## Task to complete
From the entries that follow, gather each line holding the word "Number".
┌──
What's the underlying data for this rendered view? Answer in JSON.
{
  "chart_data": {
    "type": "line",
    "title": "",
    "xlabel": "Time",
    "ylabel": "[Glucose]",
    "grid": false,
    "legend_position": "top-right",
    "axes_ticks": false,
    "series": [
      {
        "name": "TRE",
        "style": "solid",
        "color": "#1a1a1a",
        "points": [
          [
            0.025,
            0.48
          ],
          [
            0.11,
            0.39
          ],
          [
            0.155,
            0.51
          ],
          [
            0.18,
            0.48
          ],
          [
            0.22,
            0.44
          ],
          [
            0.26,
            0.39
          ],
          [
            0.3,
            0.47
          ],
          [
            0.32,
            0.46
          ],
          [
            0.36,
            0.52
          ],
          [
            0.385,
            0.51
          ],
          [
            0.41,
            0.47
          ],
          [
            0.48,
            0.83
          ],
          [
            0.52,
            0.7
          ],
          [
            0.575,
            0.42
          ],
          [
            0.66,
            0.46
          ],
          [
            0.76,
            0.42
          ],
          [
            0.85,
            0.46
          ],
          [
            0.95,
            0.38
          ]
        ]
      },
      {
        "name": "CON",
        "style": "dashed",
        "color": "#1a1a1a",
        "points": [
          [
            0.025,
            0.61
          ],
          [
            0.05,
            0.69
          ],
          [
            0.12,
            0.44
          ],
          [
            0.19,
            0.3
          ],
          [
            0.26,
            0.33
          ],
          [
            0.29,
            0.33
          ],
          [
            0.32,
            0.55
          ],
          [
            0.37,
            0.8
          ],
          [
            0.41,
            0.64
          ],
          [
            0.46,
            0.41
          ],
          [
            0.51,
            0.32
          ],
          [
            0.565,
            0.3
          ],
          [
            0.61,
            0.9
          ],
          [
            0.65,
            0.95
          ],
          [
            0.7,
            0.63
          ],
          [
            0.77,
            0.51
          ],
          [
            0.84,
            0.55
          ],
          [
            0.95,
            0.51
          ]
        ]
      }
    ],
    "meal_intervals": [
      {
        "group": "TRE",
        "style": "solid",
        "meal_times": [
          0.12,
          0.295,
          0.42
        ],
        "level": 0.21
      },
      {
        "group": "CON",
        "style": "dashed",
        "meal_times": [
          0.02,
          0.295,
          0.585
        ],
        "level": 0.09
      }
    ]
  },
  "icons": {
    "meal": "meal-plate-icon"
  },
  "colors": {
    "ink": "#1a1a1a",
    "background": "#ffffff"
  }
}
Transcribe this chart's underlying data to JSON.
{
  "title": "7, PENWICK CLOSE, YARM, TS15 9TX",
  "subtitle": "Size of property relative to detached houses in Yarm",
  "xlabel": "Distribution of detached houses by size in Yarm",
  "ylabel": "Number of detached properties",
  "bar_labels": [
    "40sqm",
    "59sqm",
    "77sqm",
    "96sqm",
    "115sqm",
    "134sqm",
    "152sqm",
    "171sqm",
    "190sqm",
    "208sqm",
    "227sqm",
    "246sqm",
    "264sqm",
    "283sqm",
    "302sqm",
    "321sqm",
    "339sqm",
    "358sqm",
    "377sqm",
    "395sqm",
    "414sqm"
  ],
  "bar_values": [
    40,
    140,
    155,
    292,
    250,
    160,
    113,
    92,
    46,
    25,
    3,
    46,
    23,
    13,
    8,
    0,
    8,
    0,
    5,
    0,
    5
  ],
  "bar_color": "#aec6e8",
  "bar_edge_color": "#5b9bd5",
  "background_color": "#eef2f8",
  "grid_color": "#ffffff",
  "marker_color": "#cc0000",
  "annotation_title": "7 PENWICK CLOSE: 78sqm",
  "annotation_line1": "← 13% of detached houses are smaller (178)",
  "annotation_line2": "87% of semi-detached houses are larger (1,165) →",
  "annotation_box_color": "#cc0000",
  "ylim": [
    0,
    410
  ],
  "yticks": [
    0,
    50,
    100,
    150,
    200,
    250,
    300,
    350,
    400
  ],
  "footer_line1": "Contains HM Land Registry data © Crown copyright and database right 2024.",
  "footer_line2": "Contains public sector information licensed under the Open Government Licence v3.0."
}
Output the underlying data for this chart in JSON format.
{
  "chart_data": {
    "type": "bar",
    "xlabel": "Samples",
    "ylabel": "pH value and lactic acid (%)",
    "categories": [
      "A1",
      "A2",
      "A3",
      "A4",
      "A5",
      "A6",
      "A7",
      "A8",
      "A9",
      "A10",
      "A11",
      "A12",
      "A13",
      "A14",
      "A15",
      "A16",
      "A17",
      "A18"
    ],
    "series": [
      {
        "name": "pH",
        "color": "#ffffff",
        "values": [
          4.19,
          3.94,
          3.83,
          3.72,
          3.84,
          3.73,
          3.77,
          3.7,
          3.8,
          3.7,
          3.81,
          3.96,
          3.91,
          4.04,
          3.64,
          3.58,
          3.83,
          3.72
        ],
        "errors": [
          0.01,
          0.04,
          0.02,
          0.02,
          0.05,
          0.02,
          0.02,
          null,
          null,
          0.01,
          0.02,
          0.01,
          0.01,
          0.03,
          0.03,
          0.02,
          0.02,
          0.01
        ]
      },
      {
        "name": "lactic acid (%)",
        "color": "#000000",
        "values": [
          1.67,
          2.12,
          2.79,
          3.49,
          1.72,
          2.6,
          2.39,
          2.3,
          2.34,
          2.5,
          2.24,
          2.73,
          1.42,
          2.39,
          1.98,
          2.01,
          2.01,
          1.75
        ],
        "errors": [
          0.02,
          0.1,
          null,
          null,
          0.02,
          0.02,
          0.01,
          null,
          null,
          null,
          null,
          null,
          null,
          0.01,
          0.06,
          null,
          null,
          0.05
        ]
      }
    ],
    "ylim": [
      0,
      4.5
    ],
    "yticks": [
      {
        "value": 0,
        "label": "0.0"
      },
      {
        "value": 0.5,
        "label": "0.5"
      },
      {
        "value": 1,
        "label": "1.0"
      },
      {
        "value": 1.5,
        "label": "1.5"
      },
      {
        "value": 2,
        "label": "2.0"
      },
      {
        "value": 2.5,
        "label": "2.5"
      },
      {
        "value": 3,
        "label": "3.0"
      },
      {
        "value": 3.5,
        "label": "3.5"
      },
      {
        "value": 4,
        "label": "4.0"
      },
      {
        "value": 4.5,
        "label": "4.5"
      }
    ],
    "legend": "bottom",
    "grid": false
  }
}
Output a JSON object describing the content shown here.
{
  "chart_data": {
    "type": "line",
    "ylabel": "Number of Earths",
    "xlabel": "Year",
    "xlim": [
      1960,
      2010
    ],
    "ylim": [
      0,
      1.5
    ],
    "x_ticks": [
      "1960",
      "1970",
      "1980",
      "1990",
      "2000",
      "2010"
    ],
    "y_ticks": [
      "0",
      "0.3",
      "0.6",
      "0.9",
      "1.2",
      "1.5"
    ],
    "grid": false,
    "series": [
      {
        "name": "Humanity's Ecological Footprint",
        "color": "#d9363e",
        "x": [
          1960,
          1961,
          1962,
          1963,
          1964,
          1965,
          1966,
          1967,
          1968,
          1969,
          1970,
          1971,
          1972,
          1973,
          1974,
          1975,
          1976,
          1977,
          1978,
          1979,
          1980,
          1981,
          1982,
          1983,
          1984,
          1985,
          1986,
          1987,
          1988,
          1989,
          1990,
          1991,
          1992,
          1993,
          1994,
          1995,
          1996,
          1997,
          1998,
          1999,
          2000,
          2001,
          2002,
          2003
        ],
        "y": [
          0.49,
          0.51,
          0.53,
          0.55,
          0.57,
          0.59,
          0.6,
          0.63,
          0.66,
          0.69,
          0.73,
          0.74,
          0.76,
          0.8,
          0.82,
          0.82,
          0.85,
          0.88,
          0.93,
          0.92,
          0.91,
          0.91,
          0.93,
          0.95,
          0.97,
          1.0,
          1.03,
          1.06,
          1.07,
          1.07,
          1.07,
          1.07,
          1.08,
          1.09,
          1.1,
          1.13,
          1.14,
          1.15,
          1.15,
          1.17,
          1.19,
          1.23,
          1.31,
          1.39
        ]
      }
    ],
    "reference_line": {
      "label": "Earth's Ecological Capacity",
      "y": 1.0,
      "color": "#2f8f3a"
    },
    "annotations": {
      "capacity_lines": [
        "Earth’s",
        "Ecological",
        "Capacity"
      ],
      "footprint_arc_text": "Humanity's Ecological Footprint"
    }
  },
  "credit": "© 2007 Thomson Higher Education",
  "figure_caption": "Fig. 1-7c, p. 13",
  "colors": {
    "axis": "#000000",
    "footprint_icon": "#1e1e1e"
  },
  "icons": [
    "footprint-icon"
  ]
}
└──
## Solution below
  "ylabel": "Number of detached properties",
    "ylabel": "Number of Earths",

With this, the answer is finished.